====== Record extracts

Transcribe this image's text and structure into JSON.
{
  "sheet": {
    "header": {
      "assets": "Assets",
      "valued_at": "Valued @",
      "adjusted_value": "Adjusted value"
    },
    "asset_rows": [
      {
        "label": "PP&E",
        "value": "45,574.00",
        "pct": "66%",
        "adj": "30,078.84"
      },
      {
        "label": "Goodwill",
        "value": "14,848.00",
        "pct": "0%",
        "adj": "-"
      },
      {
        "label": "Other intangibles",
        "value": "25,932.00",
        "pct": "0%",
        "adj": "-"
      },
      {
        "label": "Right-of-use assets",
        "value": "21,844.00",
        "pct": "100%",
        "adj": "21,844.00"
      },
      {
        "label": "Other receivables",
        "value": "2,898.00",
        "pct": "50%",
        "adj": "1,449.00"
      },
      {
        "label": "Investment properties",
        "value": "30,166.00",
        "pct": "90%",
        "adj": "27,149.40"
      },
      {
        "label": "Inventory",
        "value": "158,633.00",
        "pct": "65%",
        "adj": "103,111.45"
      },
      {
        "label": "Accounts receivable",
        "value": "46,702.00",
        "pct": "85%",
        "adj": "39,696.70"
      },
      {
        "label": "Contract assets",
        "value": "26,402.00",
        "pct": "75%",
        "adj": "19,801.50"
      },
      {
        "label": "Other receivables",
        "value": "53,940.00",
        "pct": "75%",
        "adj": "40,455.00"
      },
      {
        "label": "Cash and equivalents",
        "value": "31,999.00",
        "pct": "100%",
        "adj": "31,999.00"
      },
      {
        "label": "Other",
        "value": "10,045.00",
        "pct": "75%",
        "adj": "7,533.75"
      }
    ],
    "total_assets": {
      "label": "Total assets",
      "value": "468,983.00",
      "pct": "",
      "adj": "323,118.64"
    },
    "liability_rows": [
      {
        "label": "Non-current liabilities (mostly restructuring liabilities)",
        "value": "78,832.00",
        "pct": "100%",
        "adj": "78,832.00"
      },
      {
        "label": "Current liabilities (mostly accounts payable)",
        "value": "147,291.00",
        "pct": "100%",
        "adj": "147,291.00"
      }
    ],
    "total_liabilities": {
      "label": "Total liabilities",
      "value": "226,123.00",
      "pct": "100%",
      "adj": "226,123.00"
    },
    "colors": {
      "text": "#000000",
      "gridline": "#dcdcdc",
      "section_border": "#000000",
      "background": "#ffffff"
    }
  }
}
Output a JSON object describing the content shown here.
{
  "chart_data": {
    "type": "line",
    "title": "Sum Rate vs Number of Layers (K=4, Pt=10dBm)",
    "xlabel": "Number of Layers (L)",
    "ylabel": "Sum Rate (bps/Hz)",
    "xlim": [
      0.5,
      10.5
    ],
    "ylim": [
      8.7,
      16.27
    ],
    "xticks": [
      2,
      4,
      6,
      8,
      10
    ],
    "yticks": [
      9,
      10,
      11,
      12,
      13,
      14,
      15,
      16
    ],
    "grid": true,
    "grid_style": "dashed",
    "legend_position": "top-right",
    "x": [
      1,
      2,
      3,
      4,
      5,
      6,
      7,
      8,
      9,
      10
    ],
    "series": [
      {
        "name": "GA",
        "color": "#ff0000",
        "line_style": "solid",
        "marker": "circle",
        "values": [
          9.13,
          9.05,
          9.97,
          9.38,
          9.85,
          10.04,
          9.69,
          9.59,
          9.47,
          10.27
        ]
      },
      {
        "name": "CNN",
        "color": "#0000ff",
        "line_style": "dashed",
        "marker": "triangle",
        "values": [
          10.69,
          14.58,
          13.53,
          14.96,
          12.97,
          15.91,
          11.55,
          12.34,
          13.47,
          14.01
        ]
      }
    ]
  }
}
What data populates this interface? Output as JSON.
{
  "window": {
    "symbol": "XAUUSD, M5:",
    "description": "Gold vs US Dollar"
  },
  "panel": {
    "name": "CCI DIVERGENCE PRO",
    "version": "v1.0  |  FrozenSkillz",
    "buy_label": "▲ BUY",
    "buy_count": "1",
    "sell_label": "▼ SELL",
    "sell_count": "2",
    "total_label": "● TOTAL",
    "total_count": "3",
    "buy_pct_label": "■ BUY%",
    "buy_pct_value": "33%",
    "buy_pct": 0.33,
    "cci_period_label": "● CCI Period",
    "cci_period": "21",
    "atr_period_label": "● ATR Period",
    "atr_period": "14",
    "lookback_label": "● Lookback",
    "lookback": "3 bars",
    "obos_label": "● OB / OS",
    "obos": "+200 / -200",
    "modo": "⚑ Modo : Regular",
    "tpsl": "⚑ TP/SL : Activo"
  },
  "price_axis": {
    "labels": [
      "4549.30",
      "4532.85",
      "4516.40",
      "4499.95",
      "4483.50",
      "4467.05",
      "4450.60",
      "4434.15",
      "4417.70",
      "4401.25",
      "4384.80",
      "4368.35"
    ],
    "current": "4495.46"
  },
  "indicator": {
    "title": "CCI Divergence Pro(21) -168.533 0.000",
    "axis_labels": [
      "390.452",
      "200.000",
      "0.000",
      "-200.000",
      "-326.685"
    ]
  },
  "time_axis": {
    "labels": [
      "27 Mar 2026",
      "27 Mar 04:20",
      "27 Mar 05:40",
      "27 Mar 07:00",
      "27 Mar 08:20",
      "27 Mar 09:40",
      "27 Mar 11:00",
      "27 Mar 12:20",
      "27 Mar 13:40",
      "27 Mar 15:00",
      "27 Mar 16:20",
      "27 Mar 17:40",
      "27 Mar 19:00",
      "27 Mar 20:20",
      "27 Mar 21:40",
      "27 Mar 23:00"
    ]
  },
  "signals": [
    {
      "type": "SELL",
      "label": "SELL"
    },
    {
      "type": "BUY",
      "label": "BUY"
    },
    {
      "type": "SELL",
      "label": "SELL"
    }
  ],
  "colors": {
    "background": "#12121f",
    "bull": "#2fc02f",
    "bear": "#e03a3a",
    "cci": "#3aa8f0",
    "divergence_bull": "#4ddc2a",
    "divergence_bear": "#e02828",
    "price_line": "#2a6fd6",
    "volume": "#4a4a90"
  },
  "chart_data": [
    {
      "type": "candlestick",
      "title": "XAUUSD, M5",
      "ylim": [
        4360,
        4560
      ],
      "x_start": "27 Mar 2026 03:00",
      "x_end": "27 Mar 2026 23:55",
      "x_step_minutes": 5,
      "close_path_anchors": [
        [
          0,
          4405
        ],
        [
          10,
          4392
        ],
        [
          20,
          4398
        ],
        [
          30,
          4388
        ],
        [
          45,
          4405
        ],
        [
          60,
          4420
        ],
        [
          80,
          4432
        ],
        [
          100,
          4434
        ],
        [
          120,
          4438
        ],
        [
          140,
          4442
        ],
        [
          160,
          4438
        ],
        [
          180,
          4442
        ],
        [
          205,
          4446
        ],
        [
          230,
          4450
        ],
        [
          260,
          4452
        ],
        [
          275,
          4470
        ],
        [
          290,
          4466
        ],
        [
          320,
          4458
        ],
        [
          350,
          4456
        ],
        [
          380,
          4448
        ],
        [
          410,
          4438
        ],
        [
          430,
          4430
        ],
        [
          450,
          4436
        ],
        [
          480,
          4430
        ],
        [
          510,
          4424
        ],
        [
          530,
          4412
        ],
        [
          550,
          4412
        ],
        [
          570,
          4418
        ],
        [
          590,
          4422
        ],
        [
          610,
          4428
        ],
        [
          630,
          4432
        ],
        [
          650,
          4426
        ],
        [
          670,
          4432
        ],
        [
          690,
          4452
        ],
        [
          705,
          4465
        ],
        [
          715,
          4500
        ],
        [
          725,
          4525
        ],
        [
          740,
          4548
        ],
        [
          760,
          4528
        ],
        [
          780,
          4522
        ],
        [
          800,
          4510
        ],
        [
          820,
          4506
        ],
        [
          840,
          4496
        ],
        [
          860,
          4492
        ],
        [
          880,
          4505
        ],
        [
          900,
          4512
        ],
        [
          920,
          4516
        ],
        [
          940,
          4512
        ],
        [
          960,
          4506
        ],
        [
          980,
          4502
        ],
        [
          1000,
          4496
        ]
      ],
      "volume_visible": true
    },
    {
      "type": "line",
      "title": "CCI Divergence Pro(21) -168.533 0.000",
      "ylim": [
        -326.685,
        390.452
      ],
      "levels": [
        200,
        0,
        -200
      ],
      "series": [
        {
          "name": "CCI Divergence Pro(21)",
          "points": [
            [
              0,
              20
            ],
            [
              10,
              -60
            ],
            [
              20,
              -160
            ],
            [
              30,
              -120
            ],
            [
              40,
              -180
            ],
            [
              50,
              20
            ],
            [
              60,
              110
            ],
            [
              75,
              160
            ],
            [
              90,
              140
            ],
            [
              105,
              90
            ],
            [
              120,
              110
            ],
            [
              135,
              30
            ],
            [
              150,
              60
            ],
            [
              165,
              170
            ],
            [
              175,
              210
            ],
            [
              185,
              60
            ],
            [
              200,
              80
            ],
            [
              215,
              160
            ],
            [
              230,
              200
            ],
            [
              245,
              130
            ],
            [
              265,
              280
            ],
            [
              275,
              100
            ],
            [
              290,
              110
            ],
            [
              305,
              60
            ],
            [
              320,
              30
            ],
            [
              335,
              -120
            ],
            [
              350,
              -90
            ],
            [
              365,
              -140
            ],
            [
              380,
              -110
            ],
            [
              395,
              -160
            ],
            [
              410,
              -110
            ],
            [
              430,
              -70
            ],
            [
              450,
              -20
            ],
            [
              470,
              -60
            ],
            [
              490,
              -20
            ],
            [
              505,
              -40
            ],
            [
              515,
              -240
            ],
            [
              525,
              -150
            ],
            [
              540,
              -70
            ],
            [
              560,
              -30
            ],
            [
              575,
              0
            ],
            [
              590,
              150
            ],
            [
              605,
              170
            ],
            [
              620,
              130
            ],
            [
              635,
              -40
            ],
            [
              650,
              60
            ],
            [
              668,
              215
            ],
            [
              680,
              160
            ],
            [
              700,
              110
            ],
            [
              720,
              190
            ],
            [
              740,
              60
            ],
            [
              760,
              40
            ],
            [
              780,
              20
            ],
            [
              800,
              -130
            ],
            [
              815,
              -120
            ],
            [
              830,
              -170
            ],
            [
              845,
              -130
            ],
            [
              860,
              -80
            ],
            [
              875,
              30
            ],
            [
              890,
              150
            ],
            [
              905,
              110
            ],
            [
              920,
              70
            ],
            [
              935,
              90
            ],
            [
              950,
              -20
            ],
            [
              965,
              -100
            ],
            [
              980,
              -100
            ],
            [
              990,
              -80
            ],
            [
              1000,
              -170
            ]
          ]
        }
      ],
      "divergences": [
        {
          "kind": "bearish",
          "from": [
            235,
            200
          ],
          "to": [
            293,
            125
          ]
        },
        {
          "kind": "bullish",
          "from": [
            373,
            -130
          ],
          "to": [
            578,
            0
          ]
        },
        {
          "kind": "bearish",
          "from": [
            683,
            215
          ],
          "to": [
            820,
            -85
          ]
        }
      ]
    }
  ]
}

============

◆ **Set problem**:
Pull every line containing "title" from the material above.

◆ **Final result**:
    "title": "Sum Rate vs Number of Layers (K=4, Pt=10dBm)",
    "title": "CCI Divergence Pro(21) -168.533 0.000",
      "title": "XAUUSD, M5",
      "title": "CCI Divergence Pro(21) -168.533 0.000",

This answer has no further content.